§ Selected text:
Appeal of RICHARD J. BROWN from action of the Board of Education of the City School District of the City of Batavia, Mark Ferry, and Nicholas Burk regarding coaching appointments.

Decision No. 14,255

(November 24, 1999)

James R. Sandner, Esq., attorney for petitioner, Anthony J. Brock, Esq., of counsel

Matthew R. Fletcher, Esq., attorney for respondents

MILLS, Commissioner.--Petitioner seeks to annul two coaching assignments made by the Board of Education of the City School District of the City of Batavia ("respondent board" or "district"). The appeal must be dismissed.

Petitioner possesses permanent certification in the area of physical education, and has been employed as a full-time physical education teacher by respondent board since 1986. During the 1989-1990 school year, petitioner coached interscholastic basketball and was cited for a number of technical fouls during the season. The district's athletic director met with petitioner during the season, but he continued to incur technical fouls. It appears that petitioner was offered the position of varsity basketball coach for the 1990-1991 season, but declined it for personal reasons. It further appears that several years later petitioner returned to coaching, and in the 1996-1997 school year coached interscholastic basketball.

In April 1997, petitioner applied for one or more coaching assignments for the 1997-1998 school year (see, Appeal of Brown, 39 Ed Dept Rep _____, Decision No. 14,254), but was not hired. A year later, on April 27, 1998, petitioner applied for one or more coaching assignments for the 1998-1999 school year, including "track and field - any level (boys or girls)." On February 23, 1999, respondent board instead appointed respondents Mark Ferry and Nicholas Burk as assistant coaches for the spring varsity track and field team. Respondents Ferry and Burk were not certified teachers at the time, but did possess temporary track and field coaching licenses issued by the State Education Department. Ferry's license stated that it was valid from August 1, 1998, to August 31, 1999, while Burk's license stated that it was valid from November 1, 1998, to August 31, 1999.

§ Brief a: Write out the records exactly, from their first line up to and including the line that contains "1273, 908, 1295]".
The text and the records are separate, unrelated material.

§ Available data:

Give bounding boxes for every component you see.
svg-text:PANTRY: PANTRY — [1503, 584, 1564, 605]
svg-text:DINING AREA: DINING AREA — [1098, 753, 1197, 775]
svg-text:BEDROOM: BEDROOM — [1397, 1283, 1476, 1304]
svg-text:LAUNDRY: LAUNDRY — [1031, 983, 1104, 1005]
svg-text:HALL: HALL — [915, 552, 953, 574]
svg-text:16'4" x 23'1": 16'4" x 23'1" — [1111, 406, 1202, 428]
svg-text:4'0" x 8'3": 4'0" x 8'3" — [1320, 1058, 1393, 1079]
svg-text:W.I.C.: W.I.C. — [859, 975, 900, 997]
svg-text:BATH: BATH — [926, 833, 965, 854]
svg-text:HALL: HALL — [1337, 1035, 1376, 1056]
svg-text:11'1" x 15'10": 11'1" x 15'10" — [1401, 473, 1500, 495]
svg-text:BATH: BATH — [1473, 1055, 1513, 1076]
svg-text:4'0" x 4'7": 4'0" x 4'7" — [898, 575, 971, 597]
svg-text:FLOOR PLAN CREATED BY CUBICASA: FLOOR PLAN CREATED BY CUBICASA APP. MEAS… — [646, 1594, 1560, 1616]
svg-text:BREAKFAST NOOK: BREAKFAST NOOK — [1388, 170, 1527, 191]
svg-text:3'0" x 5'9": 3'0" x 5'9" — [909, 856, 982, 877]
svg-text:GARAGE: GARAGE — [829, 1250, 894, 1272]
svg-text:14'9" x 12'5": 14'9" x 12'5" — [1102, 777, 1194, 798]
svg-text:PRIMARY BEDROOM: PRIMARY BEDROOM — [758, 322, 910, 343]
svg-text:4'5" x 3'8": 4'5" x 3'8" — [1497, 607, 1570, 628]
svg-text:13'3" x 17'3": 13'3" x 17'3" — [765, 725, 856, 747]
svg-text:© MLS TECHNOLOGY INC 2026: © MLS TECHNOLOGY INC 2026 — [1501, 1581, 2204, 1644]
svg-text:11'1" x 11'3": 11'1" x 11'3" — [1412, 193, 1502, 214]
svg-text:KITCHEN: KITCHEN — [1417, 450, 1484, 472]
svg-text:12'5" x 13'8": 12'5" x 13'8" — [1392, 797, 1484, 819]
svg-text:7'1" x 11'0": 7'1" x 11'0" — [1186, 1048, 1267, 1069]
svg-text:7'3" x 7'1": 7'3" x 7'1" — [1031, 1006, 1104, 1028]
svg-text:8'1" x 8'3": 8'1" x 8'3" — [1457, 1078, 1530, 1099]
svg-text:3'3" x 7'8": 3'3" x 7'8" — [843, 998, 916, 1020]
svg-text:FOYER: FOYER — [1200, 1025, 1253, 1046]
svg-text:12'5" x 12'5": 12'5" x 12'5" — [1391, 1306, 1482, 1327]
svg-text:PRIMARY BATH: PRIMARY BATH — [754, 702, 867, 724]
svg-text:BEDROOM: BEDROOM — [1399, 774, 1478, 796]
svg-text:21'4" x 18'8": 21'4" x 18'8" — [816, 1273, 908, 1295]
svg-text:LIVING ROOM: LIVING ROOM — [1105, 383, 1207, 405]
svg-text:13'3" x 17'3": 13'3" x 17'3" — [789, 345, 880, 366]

§ Brief b:
Answer these questions from the Batavia coaching appeal:
(i) Since what year has the petitioner been employed as a full-time physical education teacher by respondent board?
(ii) On what date did the petitioner apply for coaching assignments for the 1998-1999 school year?
(iii) For what period was Burk's temporary track and field coaching license valid?

§ Solution a:
Give bounding boxes for every component you see.
svg-text:PANTRY: PANTRY — [1503, 584, 1564, 605]
svg-text:DINING AREA: DINING AREA — [1098, 753, 1197, 775]
svg-text:BEDROOM: BEDROOM — [1397, 1283, 1476, 1304]
svg-text:LAUNDRY: LAUNDRY — [1031, 983, 1104, 1005]
svg-text:HALL: HALL — [915, 552, 953, 574]
svg-text:16'4" x 23'1": 16'4" x 23'1" — [1111, 406, 1202, 428]
svg-text:4'0" x 8'3": 4'0" x 8'3" — [1320, 1058, 1393, 1079]
svg-text:W.I.C.: W.I.C. — [859, 975, 900, 997]
svg-text:BATH: BATH — [926, 833, 965, 854]
svg-text:HALL: HALL — [1337, 1035, 1376, 1056]
svg-text:11'1" x 15'10": 11'1" x 15'10" — [1401, 473, 1500, 495]
svg-text:BATH: BATH — [1473, 1055, 1513, 1076]
svg-text:4'0" x 4'7": 4'0" x 4'7" — [898, 575, 971, 597]
svg-text:FLOOR PLAN CREATED BY CUBICASA: FLOOR PLAN CREATED BY CUBICASA APP. MEAS… — [646, 1594, 1560, 1616]
svg-text:BREAKFAST NOOK: BREAKFAST NOOK — [1388, 170, 1527, 191]
svg-text:3'0" x 5'9": 3'0" x 5'9" — [909, 856, 982, 877]
svg-text:GARAGE: GARAGE — [829, 1250, 894, 1272]
svg-text:14'9" x 12'5": 14'9" x 12'5" — [1102, 777, 1194, 798]
svg-text:PRIMARY BEDROOM: PRIMARY BEDROOM — [758, 322, 910, 343]
svg-text:4'5" x 3'8": 4'5" x 3'8" — [1497, 607, 1570, 628]
svg-text:13'3" x 17'3": 13'3" x 17'3" — [765, 725, 856, 747]
svg-text:© MLS TECHNOLOGY INC 2026: © MLS TECHNOLOGY INC 2026 — [1501, 1581, 2204, 1644]
svg-text:11'1" x 11'3": 11'1" x 11'3" — [1412, 193, 1502, 214]
svg-text:KITCHEN: KITCHEN — [1417, 450, 1484, 472]
svg-text:12'5" x 13'8": 12'5" x 13'8" — [1392, 797, 1484, 819]
svg-text:7'1" x 11'0": 7'1" x 11'0" — [1186, 1048, 1267, 1069]
svg-text:7'3" x 7'1": 7'3" x 7'1" — [1031, 1006, 1104, 1028]
svg-text:8'1" x 8'3": 8'1" x 8'3" — [1457, 1078, 1530, 1099]
svg-text:3'3" x 7'8": 3'3" x 7'8" — [843, 998, 916, 1020]
svg-text:FOYER: FOYER — [1200, 1025, 1253, 1046]
svg-text:12'5" x 12'5": 12'5" x 12'5" — [1391, 1306, 1482, 1327]
svg-text:PRIMARY BATH: PRIMARY BATH — [754, 702, 867, 724]
svg-text:BEDROOM: BEDROOM — [1399, 774, 1478, 796]
svg-text:21'4" x 18'8": 21'4" x 18'8" — [816, 1273, 908, 1295]

§ Solution b:
(i) Since 1986.
(ii) April 27, 1998.
(iii) From November 1, 1998, to August 31, 1999.